→ TASK BRIEF
Repeat the data below word for word.

***** RECORDS SHOWN *****

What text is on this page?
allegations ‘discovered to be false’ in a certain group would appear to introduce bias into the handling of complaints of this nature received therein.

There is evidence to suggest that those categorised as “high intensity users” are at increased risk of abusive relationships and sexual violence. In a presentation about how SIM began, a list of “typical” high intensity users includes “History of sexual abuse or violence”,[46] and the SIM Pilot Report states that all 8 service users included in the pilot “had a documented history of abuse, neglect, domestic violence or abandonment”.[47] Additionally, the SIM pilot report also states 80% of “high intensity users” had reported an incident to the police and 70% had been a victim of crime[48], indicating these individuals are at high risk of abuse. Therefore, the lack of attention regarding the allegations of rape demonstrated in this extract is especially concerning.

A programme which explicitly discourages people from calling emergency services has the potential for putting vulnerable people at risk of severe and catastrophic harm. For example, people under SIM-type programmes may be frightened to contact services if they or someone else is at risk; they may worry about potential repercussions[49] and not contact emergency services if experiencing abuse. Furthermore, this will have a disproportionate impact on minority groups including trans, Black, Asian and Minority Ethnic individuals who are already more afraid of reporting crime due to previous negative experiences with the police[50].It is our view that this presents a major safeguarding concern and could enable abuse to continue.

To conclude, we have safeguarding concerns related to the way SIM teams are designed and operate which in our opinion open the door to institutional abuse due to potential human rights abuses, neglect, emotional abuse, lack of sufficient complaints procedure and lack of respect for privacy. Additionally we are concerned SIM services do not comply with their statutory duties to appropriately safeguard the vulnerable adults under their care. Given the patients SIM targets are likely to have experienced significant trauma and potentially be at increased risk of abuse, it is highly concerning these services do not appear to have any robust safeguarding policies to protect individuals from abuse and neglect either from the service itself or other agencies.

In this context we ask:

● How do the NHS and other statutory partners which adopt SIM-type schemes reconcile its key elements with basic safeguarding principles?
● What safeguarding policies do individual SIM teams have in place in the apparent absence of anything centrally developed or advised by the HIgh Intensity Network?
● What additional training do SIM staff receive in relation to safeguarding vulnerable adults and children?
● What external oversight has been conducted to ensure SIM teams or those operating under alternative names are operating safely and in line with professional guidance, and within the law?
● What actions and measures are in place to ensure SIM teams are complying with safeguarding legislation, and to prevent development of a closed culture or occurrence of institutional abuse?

*****

→ OUTPUT OF THE TASK
What text is on this page?
allegations ‘discovered to be false’ in a certain group would appear to introduce bias into the handling of complaints of this nature received therein.

There is evidence to suggest that those categorised as “high intensity users” are at increased risk of abusive relationships and sexual violence. In a presentation about how SIM began, a list of “typical” high intensity users includes “History of sexual abuse or violence”,[46] and the SIM Pilot Report states that all 8 service users included in the pilot “had a documented history of abuse, neglect, domestic violence or abandonment”.[47] Additionally, the SIM pilot report also states 80% of “high intensity users” had reported an incident to the police and 70% had been a victim of crime[48], indicating these individuals are at high risk of abuse. Therefore, the lack of attention regarding the allegations of rape demonstrated in this extract is especially concerning.

A programme which explicitly discourages people from calling emergency services has the potential for putting vulnerable people at risk of severe and catastrophic harm. For example, people under SIM-type programmes may be frightened to contact services if they or someone else is at risk; they may worry about potential repercussions[49] and not contact emergency services if experiencing abuse. Furthermore, this will have a disproportionate impact on minority groups including trans, Black, Asian and Minority Ethnic individuals who are already more afraid of reporting crime due to previous negative experiences with the police[50].It is our view that this presents a major safeguarding concern and could enable abuse to continue.

To conclude, we have safeguarding concerns related to the way SIM teams are designed and operate which in our opinion open the door to institutional abuse due to potential human rights abuses, neglect, emotional abuse, lack of sufficient complaints procedure and lack of respect for privacy. Additionally we are concerned SIM services do not comply with their statutory duties to appropriately safeguard the vulnerable adults under their care. Given the patients SIM targets are likely to have experienced significant trauma and potentially be at increased risk of abuse, it is highly concerning these services do not appear to have any robust safeguarding policies to protect individuals from abuse and neglect either from the service itself or other agencies.

In this context we ask:

● How do the NHS and other statutory partners which adopt SIM-type schemes reconcile its key elements with basic safeguarding principles?
● What safeguarding policies do individual SIM teams have in place in the apparent absence of anything centrally developed or advised by the HIgh Intensity Network?
● What additional training do SIM staff receive in relation to safeguarding vulnerable adults and children?
● What external oversight has been conducted to ensure SIM teams or those operating under alternative names are operating safely and in line with professional guidance, and within the law?
● What actions and measures are in place to ensure SIM teams are complying with safeguarding legislation, and to prevent development of a closed culture or occurrence of institutional abuse?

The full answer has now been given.